> Your instructions
Read through the entries below and return each line with the word "screenshot".

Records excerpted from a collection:
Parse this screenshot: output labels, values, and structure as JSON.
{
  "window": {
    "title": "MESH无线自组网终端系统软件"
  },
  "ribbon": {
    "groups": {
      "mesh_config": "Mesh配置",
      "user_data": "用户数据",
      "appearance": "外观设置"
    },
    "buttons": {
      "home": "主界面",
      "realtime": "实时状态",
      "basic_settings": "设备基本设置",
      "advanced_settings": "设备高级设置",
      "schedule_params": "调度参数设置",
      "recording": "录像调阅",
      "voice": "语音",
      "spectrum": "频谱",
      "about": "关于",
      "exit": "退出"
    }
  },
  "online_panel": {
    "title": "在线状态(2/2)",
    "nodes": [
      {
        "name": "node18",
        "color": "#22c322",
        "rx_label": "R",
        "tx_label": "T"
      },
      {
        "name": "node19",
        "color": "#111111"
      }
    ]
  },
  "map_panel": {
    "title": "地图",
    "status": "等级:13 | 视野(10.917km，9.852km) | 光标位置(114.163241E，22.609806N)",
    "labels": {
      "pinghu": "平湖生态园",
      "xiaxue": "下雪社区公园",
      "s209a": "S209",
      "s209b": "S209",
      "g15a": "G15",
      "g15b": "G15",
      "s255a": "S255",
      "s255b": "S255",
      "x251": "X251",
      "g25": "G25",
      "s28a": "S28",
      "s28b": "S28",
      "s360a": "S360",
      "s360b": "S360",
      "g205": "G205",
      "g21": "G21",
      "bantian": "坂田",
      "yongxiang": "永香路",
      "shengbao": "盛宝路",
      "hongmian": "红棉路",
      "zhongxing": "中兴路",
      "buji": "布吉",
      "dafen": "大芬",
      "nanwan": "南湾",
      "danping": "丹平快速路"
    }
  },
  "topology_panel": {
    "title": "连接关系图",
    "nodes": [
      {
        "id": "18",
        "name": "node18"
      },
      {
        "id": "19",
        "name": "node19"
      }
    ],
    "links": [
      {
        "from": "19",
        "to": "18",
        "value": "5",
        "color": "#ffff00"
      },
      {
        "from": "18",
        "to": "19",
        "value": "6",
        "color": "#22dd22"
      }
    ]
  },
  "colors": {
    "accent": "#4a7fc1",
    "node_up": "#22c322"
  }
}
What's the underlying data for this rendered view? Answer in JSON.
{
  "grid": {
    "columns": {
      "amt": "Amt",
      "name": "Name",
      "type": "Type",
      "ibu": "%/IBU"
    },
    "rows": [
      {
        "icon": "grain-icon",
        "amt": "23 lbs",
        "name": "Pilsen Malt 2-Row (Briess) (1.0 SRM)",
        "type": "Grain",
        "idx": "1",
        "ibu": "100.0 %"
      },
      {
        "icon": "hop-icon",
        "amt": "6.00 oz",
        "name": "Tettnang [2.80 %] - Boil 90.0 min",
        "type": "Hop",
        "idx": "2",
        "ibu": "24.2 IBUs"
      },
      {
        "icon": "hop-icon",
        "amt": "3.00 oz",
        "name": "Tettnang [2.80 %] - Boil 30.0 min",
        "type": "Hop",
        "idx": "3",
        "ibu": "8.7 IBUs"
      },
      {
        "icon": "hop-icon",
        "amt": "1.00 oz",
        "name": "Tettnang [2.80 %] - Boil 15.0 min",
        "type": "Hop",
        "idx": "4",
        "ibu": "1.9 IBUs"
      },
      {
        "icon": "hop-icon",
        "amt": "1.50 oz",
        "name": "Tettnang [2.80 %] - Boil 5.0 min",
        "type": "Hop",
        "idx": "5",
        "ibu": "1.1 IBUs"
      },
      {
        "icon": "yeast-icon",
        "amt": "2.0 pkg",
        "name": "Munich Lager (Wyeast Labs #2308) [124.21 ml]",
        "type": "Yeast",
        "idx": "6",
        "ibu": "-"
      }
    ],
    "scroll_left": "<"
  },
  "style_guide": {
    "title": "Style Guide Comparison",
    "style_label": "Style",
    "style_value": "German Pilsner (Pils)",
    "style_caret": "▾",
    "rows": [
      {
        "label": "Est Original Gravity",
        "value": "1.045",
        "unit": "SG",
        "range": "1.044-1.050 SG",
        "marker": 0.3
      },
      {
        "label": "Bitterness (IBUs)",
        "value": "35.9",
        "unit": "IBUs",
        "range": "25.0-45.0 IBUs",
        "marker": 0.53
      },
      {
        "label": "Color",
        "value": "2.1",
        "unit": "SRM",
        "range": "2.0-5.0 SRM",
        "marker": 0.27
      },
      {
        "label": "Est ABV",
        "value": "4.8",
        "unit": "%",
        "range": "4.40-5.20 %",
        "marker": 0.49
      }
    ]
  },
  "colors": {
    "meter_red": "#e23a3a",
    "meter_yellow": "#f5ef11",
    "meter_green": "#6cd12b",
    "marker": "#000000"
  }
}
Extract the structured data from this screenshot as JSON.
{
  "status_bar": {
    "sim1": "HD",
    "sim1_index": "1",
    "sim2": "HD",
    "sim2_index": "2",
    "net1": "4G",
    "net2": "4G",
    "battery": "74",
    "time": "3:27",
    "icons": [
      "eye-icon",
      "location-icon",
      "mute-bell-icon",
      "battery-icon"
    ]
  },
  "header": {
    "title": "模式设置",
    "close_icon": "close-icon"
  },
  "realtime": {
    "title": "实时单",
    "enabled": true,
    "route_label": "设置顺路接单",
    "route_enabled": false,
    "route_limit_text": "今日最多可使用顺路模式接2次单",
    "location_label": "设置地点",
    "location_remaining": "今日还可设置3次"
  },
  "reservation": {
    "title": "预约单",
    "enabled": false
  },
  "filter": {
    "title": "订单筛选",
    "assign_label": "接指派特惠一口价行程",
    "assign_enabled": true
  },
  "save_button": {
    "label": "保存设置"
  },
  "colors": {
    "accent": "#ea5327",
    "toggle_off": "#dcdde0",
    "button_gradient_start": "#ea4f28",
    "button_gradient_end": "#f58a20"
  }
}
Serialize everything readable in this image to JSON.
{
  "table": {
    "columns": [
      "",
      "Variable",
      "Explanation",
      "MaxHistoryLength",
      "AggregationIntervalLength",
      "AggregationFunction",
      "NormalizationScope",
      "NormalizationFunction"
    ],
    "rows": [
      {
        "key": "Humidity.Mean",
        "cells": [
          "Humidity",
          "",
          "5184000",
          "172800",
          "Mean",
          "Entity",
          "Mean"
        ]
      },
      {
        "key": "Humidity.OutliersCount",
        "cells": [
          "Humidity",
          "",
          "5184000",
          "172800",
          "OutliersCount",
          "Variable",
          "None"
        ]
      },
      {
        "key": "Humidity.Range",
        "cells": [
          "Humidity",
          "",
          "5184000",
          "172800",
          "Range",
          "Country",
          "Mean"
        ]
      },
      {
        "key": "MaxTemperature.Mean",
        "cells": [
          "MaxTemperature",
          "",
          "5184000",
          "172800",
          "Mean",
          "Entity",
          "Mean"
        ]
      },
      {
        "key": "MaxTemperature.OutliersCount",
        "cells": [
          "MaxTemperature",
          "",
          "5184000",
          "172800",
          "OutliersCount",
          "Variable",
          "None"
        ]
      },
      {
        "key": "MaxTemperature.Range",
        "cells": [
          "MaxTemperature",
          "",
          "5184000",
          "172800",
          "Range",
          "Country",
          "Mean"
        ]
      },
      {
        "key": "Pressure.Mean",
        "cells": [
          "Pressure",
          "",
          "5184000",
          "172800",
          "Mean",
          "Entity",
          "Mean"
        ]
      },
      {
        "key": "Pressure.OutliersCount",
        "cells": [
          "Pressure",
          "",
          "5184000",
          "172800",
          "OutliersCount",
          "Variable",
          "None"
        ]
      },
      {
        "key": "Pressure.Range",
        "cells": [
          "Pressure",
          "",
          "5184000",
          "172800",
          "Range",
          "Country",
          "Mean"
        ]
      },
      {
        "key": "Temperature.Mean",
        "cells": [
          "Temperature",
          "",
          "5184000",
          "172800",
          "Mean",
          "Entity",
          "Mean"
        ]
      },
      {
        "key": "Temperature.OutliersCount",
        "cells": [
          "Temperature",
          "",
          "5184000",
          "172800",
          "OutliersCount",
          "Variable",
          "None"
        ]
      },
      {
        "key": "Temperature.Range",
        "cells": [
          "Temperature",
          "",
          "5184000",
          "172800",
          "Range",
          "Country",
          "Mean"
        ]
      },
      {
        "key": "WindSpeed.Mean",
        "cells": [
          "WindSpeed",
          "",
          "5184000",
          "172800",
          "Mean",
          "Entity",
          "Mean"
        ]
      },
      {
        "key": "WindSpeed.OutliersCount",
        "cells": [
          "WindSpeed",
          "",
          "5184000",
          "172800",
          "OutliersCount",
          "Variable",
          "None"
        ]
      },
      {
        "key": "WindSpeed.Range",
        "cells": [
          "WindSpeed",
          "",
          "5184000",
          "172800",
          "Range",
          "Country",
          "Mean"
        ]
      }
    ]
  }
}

> Written solution
Parse this screenshot: output labels, values, and structure as JSON.
Extract the structured data from this screenshot as JSON.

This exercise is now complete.